Placebo: grande ritorno, chapeau.

Si, lo ammetto, all’ inizio ero scettica. Le premesse non mi piacevano per niente. Sia per quanto riguardava un ritorno della Stanza Bianca, sia per quanto riguardava un ritorno dei Placebo. I nuovi singoli mi ispiravano assai poco. E For What is Worth sembrava parlare anche per me: The End of a Century, I Say my Goodbyes.

Ma oggi Killer mi faceva sentire il nuovo album (potete ascoltarlo sul sito, esce l’ 8 giugno) e da questo pomeriggio l’ ho ascoltato a ripetizione. Soddisfazione oltre ogni aspettativa e voglia di andare in giro in macchina con questo Cd a tutto volume.

--

CONSEGNA 1: Trascrivi parola per parola il brano sui Placebo, partendo da "Si, lo ammetto, all’" e terminando con "Say my Goodbyes.".
CONSEGNA 2: Indica se ciascuna affermazione concorda con il brano sui Placebo, rispondendo sì o no e citando testualmente le parole che lo stabiliscono: (a) all'inizio il ritorno dei Placebo era accolto con scetticismo; (b) il nuovo album esce il 18 giugno; (c) i nuovi singoli avevano entusiasmato fin da subito.

--

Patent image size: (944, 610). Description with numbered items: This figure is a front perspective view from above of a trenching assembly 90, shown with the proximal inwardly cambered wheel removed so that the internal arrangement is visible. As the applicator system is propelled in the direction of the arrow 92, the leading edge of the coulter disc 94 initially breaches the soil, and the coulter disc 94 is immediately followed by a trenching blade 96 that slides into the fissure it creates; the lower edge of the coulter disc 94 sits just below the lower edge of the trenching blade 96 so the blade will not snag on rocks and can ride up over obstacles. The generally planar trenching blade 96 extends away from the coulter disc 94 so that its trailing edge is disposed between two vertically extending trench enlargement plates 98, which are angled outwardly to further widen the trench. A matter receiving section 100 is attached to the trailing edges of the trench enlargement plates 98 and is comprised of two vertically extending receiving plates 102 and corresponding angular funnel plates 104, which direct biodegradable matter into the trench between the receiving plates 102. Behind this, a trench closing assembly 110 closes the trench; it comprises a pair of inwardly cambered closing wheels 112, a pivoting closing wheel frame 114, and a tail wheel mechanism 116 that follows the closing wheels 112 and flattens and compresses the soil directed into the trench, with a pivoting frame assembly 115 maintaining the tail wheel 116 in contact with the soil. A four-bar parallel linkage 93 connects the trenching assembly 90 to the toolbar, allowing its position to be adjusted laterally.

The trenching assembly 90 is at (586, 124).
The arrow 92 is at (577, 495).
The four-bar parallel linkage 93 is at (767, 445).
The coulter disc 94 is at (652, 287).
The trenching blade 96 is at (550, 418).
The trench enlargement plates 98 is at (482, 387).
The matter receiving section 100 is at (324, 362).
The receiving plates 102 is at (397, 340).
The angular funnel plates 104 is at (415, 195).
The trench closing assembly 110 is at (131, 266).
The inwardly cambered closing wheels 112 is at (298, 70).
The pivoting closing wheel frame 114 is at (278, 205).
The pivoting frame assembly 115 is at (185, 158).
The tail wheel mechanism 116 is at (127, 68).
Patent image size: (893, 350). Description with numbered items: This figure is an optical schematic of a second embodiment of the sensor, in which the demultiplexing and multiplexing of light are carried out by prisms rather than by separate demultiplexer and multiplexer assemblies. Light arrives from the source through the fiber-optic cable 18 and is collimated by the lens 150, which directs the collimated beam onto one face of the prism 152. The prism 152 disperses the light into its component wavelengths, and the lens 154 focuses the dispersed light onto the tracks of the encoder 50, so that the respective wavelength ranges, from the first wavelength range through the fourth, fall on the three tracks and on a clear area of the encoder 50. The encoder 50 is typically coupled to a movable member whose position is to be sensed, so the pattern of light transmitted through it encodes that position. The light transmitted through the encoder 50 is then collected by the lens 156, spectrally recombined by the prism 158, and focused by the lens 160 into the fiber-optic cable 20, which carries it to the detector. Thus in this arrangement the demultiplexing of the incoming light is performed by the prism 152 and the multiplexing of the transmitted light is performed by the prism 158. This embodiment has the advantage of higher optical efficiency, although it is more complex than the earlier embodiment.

--

RISPOSTA 1:
Si, lo ammetto, all’ inizio ero scettica. Le premesse non mi piacevano per niente. Sia per quanto riguardava un ritorno della Stanza Bianca, sia per quanto riguardava un ritorno dei Placebo. I nuovi singoli mi ispiravano assai poco. E For What is Worth sembrava parlare anche per me: The End of a Century, I Say my Goodbyes.

RISPOSTA 2:
(a) Sì: "all’ inizio ero scettica".
(b) No: "esce l’ 8 giugno".
(c) No: "I nuovi singoli mi ispiravano assai poco".